Work to do
Only lines holding the string "Research" are wanted; copy each one from the material.

Items from a figure collection
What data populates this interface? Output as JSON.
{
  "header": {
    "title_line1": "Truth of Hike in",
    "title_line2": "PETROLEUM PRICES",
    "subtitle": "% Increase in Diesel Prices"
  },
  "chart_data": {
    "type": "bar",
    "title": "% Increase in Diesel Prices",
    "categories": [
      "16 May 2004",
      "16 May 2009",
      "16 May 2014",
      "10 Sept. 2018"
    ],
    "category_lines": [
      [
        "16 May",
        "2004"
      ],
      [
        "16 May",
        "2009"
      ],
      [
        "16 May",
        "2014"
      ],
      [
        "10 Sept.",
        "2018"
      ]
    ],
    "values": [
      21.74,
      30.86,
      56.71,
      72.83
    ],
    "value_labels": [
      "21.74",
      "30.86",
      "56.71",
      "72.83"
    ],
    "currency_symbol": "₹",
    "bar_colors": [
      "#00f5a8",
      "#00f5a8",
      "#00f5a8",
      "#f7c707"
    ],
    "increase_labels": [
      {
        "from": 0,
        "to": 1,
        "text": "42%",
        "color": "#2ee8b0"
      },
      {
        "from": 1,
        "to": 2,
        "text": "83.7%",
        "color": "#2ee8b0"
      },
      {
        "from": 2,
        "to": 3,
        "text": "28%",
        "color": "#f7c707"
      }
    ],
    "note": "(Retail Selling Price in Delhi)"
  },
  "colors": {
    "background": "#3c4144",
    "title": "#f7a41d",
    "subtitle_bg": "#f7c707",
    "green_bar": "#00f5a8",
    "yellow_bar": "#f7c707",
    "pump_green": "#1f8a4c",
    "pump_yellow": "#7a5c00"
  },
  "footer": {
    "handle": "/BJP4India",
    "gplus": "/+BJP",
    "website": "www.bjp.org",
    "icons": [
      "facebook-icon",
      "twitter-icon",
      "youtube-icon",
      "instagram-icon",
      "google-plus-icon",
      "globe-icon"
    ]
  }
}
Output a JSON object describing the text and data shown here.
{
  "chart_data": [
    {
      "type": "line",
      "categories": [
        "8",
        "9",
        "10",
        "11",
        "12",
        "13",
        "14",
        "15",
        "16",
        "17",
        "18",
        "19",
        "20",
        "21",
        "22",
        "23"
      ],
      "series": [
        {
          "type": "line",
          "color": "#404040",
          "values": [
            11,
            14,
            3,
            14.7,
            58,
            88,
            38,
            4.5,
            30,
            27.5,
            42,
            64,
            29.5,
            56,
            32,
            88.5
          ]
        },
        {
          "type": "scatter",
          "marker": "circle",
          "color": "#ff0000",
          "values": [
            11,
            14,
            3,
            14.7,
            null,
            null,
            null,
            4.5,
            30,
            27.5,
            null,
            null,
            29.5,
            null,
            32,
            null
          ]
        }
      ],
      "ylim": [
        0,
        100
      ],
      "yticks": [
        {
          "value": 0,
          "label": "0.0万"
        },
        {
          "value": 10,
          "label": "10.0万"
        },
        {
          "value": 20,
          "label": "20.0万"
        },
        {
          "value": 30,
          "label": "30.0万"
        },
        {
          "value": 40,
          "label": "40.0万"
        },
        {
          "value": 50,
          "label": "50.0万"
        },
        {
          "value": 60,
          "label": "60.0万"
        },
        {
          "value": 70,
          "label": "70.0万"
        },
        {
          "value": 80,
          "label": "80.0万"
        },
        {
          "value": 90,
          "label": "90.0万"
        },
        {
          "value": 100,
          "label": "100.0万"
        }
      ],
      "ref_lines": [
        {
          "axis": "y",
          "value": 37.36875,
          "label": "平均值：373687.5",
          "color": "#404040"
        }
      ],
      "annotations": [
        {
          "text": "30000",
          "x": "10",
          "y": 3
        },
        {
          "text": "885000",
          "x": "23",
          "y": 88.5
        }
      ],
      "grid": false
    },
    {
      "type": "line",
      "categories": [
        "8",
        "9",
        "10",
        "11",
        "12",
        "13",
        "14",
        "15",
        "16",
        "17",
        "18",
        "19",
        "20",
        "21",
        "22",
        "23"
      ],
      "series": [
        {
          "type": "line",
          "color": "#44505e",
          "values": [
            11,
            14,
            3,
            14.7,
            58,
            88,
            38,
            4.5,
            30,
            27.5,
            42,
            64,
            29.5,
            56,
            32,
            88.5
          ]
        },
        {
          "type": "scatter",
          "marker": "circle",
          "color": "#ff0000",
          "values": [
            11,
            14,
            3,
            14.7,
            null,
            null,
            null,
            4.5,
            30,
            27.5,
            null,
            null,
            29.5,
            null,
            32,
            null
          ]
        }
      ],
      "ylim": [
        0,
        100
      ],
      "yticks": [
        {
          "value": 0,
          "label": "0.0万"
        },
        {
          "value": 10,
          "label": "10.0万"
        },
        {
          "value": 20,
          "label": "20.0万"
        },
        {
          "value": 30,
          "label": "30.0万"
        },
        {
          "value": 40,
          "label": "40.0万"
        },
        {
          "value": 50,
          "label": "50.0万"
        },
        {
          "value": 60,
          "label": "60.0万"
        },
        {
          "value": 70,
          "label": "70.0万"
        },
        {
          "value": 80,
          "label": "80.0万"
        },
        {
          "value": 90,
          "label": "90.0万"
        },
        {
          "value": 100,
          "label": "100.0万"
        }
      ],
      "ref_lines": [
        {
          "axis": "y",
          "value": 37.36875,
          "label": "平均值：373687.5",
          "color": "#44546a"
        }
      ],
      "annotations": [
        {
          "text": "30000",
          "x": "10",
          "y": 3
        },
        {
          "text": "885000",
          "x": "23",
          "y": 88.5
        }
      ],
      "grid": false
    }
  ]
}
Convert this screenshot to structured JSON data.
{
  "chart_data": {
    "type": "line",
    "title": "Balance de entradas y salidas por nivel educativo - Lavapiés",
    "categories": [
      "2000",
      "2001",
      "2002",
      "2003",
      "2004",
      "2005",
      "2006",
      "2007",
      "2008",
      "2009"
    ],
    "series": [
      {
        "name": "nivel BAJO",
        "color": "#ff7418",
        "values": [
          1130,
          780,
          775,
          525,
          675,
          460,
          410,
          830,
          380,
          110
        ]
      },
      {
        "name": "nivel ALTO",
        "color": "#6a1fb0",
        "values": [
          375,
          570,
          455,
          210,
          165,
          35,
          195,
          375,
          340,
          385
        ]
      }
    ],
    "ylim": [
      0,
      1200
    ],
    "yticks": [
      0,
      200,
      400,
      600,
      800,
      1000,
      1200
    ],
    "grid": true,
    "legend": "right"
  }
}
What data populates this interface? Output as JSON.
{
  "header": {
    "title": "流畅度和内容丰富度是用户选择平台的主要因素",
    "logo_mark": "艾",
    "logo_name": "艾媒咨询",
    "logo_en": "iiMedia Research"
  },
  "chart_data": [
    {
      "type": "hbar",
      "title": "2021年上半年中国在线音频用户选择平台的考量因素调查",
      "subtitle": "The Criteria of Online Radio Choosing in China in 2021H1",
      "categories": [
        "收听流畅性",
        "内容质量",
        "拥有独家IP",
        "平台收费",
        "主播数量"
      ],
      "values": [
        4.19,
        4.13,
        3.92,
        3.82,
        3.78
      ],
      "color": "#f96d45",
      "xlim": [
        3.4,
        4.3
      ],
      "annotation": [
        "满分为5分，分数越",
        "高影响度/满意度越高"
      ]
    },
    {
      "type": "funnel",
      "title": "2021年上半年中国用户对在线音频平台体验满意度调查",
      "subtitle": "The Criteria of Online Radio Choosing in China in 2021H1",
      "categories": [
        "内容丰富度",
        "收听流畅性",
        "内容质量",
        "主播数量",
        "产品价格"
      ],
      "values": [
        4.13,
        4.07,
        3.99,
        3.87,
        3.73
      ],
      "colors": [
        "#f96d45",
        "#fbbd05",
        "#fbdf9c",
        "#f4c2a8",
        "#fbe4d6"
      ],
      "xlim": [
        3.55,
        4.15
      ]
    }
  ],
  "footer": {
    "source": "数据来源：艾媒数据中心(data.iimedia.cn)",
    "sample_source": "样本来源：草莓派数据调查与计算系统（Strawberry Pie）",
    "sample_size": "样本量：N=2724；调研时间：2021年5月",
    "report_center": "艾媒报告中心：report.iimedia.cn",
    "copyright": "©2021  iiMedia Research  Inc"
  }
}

Written reply
    "logo_en": "iiMedia Research"
    "copyright": "©2021  iiMedia Research  Inc"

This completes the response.